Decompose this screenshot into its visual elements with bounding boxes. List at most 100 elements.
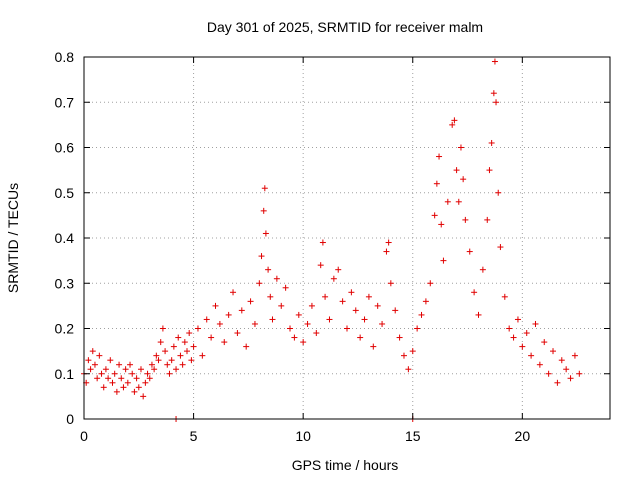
data-point — [431, 212, 438, 219]
data-point — [457, 144, 464, 151]
data-point — [190, 343, 197, 350]
data-point — [256, 280, 263, 287]
data-point — [567, 375, 574, 382]
data-point — [418, 311, 425, 318]
data-point — [571, 352, 578, 359]
data-point — [335, 266, 342, 273]
data-point — [124, 379, 131, 386]
data-point — [175, 334, 182, 341]
data-point — [146, 375, 153, 382]
data-point — [133, 375, 140, 382]
data-point — [545, 370, 552, 377]
data-point — [414, 325, 421, 332]
data-point — [166, 370, 173, 377]
data-point — [162, 348, 169, 355]
data-point — [532, 320, 539, 327]
data-point — [116, 361, 123, 368]
plot-frame — [83, 56, 611, 420]
data-point — [148, 361, 155, 368]
data-point — [230, 289, 237, 296]
data-point — [278, 302, 285, 309]
data-point — [501, 293, 508, 300]
data-point — [558, 357, 565, 364]
data-point — [100, 384, 107, 391]
data-point — [379, 320, 386, 327]
data-point — [225, 311, 232, 318]
data-point — [495, 189, 502, 196]
data-point — [120, 384, 127, 391]
data-point — [541, 339, 548, 346]
data-point — [462, 216, 469, 223]
data-point — [111, 370, 118, 377]
data-point — [460, 176, 467, 183]
data-point — [261, 185, 268, 192]
data-point — [181, 339, 188, 346]
data-point — [344, 325, 350, 332]
data-point — [536, 361, 543, 368]
data-point — [493, 99, 500, 106]
data-point — [491, 58, 498, 65]
data-point — [317, 262, 324, 269]
data-point — [216, 320, 223, 327]
data-point — [168, 357, 175, 364]
data-point — [440, 257, 447, 264]
data-point — [267, 293, 274, 300]
x-tick-label: 5 — [190, 428, 198, 444]
data-point — [184, 348, 191, 355]
data-point — [490, 90, 497, 97]
data-point — [287, 325, 294, 332]
data-point — [212, 302, 219, 309]
data-point — [514, 316, 521, 323]
data-point — [563, 366, 570, 373]
data-point — [444, 198, 451, 205]
data-point — [109, 379, 116, 386]
data-point — [479, 266, 486, 273]
data-point — [523, 330, 530, 337]
data-point — [91, 361, 98, 368]
data-point — [142, 379, 149, 386]
grid — [84, 57, 610, 419]
data-point — [497, 244, 504, 251]
data-point — [322, 293, 329, 300]
y-tick-label: 0 — [66, 411, 74, 427]
data-point — [436, 153, 443, 160]
data-point — [506, 325, 513, 332]
data-point — [221, 339, 228, 346]
x-tick-label: 0 — [80, 428, 88, 444]
data-point — [265, 266, 272, 273]
data-point — [550, 348, 557, 355]
data-point — [151, 366, 158, 373]
data-point — [89, 348, 96, 355]
data-point — [576, 370, 583, 377]
data-point — [135, 384, 142, 391]
data-point — [396, 334, 403, 341]
data-point — [251, 320, 258, 327]
data-point — [304, 320, 311, 327]
x-axis-label: GPS time / hours — [292, 457, 399, 473]
data-point — [273, 275, 280, 282]
data-point — [400, 352, 407, 359]
y-tick-label: 0.6 — [55, 140, 75, 156]
data-point — [234, 330, 241, 337]
data-point — [137, 366, 144, 373]
data-point — [208, 334, 215, 341]
data-point — [129, 370, 136, 377]
y-tick-label: 0.3 — [55, 275, 75, 291]
data-point — [186, 330, 193, 337]
x-tick-label: 15 — [405, 428, 421, 444]
data-point — [140, 393, 147, 400]
data-point — [144, 370, 151, 377]
data-point — [94, 375, 101, 382]
data-point — [554, 379, 561, 386]
data-point — [179, 361, 186, 368]
data-point — [177, 352, 184, 359]
data-point — [85, 357, 92, 364]
data-point — [486, 167, 493, 174]
data-point — [361, 316, 368, 323]
data-point — [409, 348, 416, 355]
data-point — [258, 253, 265, 260]
data-point — [308, 302, 315, 309]
data-point — [295, 311, 302, 318]
data-point — [348, 289, 355, 296]
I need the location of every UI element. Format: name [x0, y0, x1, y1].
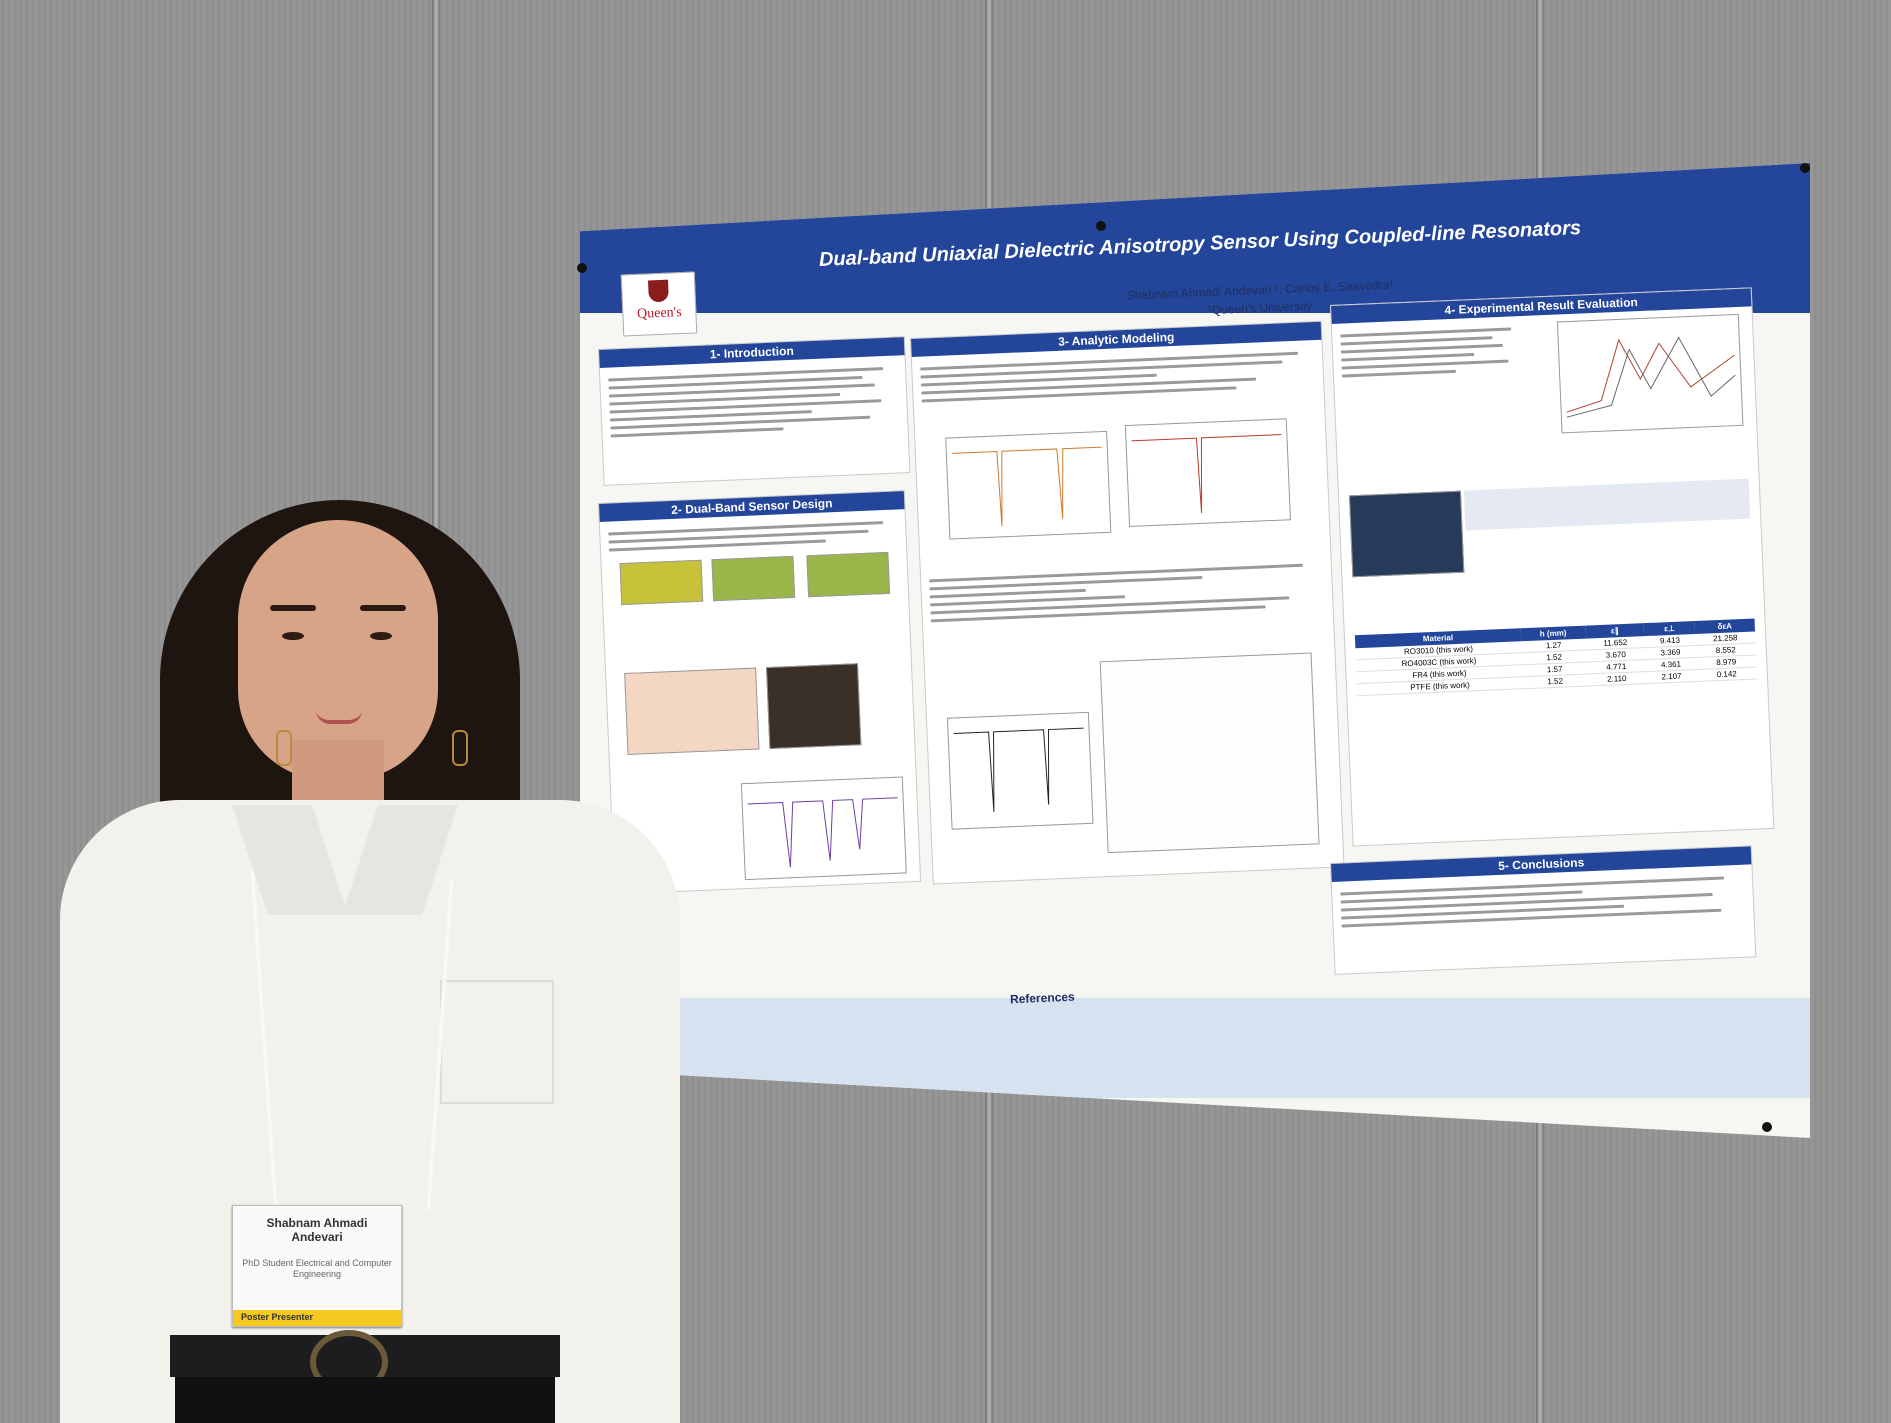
------------
§ **Written instruction**: Gather each line of the data above that contains the string "tick", and copy those lines in full.

§ **Answer to this exercise**:
x-tick-label: 5 — [190, 428, 198, 444]
y-tick-label: 0 — [66, 411, 74, 427]
x-tick-label: 0 — [80, 428, 88, 444]
y-tick-label: 0.6 — [55, 140, 75, 156]
y-tick-label: 0.3 — [55, 275, 75, 291]
x-tick-label: 15 — [405, 428, 421, 444]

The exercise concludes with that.